>> begin
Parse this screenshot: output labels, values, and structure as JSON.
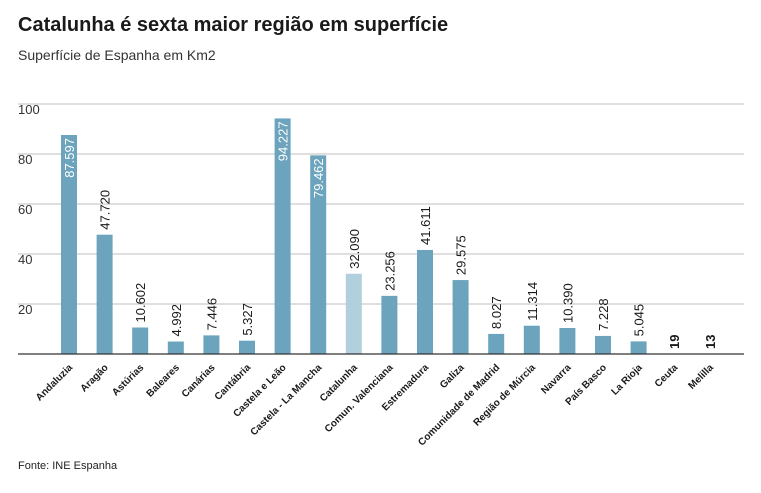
{
  "chart_data": {
    "type": "bar",
    "title": "Catalunha é sexta maior região em superfície",
    "subtitle": "Superfície de Espanha em Km2",
    "source": "Fonte: INE Espanha",
    "xlabel": "",
    "ylabel": "",
    "ylim": [
      0,
      100
    ],
    "yticks": [
      "20",
      "40",
      "60",
      "80",
      "100"
    ],
    "grid": true,
    "categories": [
      "Andaluzia",
      "Aragão",
      "Astúrias",
      "Baleares",
      "Canárias",
      "Cantábria",
      "Castela e Leão",
      "Castela - La Mancha",
      "Catalunha",
      "Comun. Valenciana",
      "Estremadura",
      "Galiza",
      "Comunidade de Madrid",
      "Região de Múrcia",
      "Navarra",
      "País Basco",
      "La Rioja",
      "Ceuta",
      "Melilla"
    ],
    "values": [
      87.597,
      47.72,
      10.602,
      4.992,
      7.446,
      5.327,
      94.227,
      79.462,
      32.09,
      23.256,
      41.611,
      29.575,
      8.027,
      11.314,
      10.39,
      7.228,
      5.045,
      0.019,
      0.013
    ],
    "labels": [
      "87.597",
      "47.720",
      "10.602",
      "4.992",
      "7.446",
      "5.327",
      "94.227",
      "79.462",
      "32.090",
      "23.256",
      "41.611",
      "29.575",
      "8.027",
      "11.314",
      "10.390",
      "7.228",
      "5.045",
      "19",
      "13"
    ],
    "highlight": "Catalunha",
    "colors": {
      "bar": "#6ba4bc",
      "highlight": "#b2cfdd",
      "grid": "#bfbfbf",
      "axis": "#333333",
      "text": "#1a1a1a"
    }
  }
}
>> end
(Written exercise)
From the records above, pick out and copy each line holding the word "highlight".

(Finished exercise)
    "highlight": "Catalunha",
      "highlight": "#b2cfdd",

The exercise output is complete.